━━━ Exercise materials ━━━
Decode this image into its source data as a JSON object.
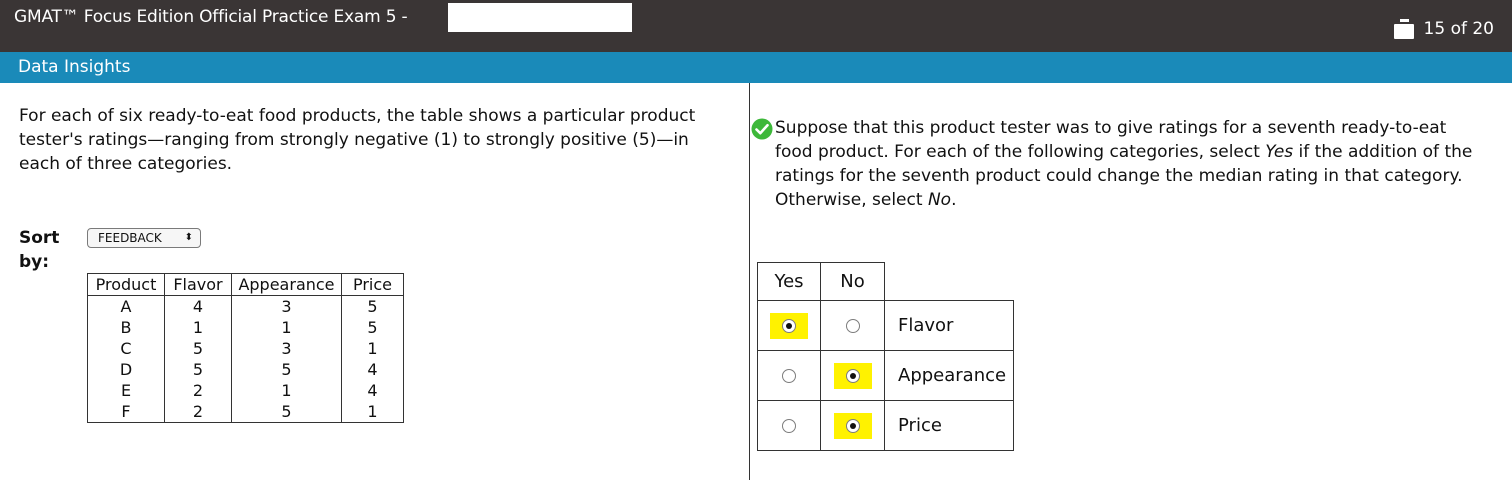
{
  "header": {
    "exam_title": "GMAT™ Focus Edition Official Practice Exam 5 -",
    "progress": "15 of 20",
    "progress_icon": "question-list-icon"
  },
  "section": {
    "title": "Data Insights"
  },
  "left": {
    "intro": "For each of six ready-to-eat food products, the table shows a particular product tester's ratings—ranging from strongly negative (1) to strongly positive (5)—in each of three categories.",
    "sort": {
      "label": "Sort by:",
      "selected": "FEEDBACK"
    },
    "table": {
      "headers": [
        "Product",
        "Flavor",
        "Appearance",
        "Price"
      ],
      "rows": [
        [
          "A",
          "4",
          "3",
          "5"
        ],
        [
          "B",
          "1",
          "1",
          "5"
        ],
        [
          "C",
          "5",
          "3",
          "1"
        ],
        [
          "D",
          "5",
          "5",
          "4"
        ],
        [
          "E",
          "2",
          "1",
          "4"
        ],
        [
          "F",
          "2",
          "5",
          "1"
        ]
      ]
    }
  },
  "right": {
    "status_icon": "correct-check-icon",
    "status_color": "#3db83a",
    "question_parts": {
      "p1": "Suppose that this product tester was to give ratings for a seventh ready-to-eat food product. For each of the following categories, select ",
      "yes": "Yes",
      "p2": " if the addition of the ratings for the seventh product could change the median rating in that category. Otherwise, select ",
      "no": "No",
      "p3": "."
    },
    "answer_table": {
      "col_yes": "Yes",
      "col_no": "No",
      "rows": [
        {
          "category": "Flavor",
          "selected": "Yes"
        },
        {
          "category": "Appearance",
          "selected": "No"
        },
        {
          "category": "Price",
          "selected": "No"
        }
      ]
    },
    "highlight_color": "#fff200"
  }
}
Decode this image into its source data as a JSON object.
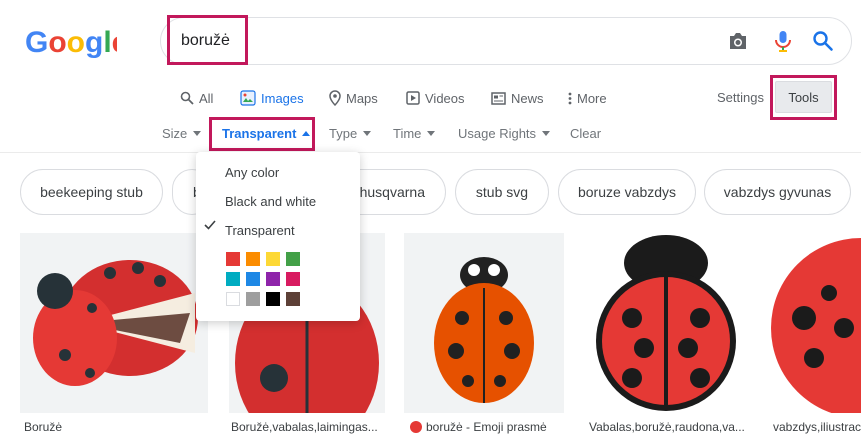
{
  "search": {
    "query": "boružė"
  },
  "nav": {
    "tabs": [
      {
        "label": "All",
        "icon": "search-icon"
      },
      {
        "label": "Images",
        "icon": "image-icon",
        "active": true
      },
      {
        "label": "Maps",
        "icon": "map-pin-icon"
      },
      {
        "label": "Videos",
        "icon": "video-icon"
      },
      {
        "label": "News",
        "icon": "news-icon"
      },
      {
        "label": "More",
        "icon": "more-vert-icon"
      }
    ],
    "settings": "Settings",
    "tools": "Tools"
  },
  "filters": [
    {
      "label": "Size"
    },
    {
      "label": "Transparent",
      "active": true
    },
    {
      "label": "Type"
    },
    {
      "label": "Time"
    },
    {
      "label": "Usage Rights"
    },
    {
      "label": "Clear"
    }
  ],
  "dropdown": {
    "items": [
      "Any color",
      "Black and white",
      "Transparent"
    ],
    "selected": "Transparent",
    "colors": [
      "#e53935",
      "#fb8c00",
      "#fdd835",
      "#43a047",
      "#00acc1",
      "#1e88e5",
      "#8e24aa",
      "#d81b60",
      "#ffffff",
      "#9e9e9e",
      "#000000",
      "#5d4037"
    ]
  },
  "chips": [
    "beekeeping stub",
    "b",
    "husqvarna",
    "stub svg",
    "boruze vabzdys",
    "vabzdys gyvunas"
  ],
  "results": [
    {
      "caption": "Boružė"
    },
    {
      "caption": "Boružė,vabalas,laimingas..."
    },
    {
      "caption": "boružė - Emoji prasmė"
    },
    {
      "caption": "Vabalas,boružė,raudona,va..."
    },
    {
      "caption": "vabzdys,iliustrac"
    }
  ],
  "colors": {
    "accent": "#1a73e8",
    "highlight": "#c2185b"
  }
}
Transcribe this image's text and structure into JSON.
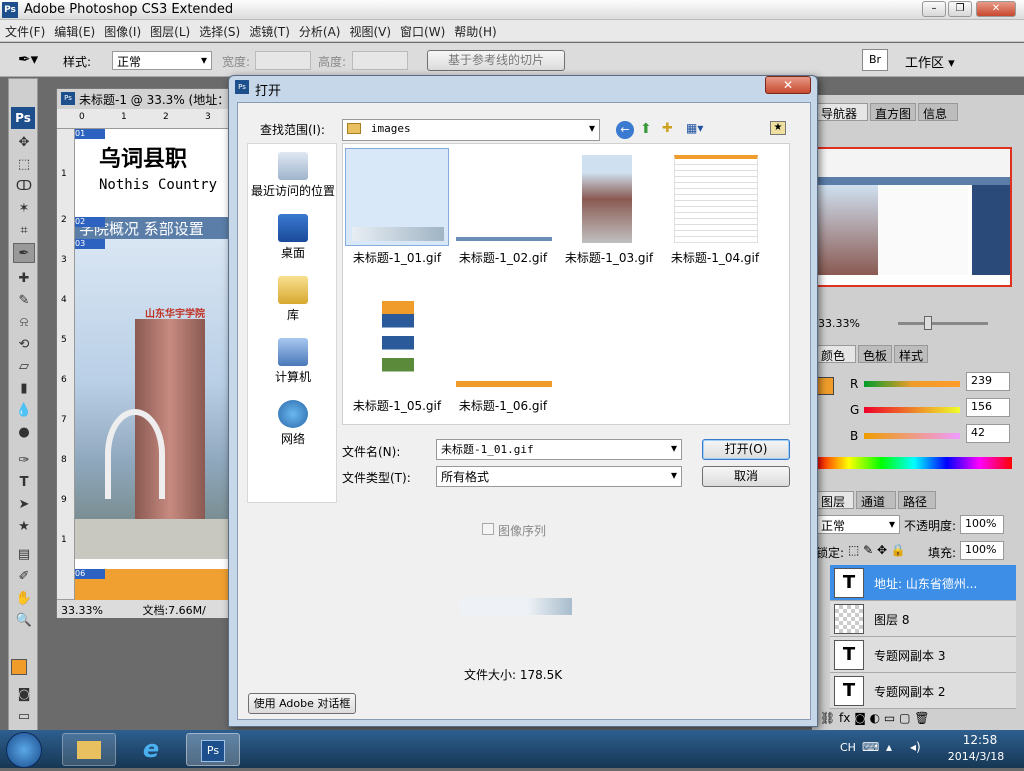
━━━
**Required task**
From the records above, pick out and copy each line holding the word "caption".

**Solution**
      "caption": "Boružė"
      "caption": "Boružė,vabalas,laimingas..."
      "caption": "boružė - Emoji prasmė"
      "caption": "Vabalas,boružė,raudona,va..."
      "caption": "vabzdys,iliustrac"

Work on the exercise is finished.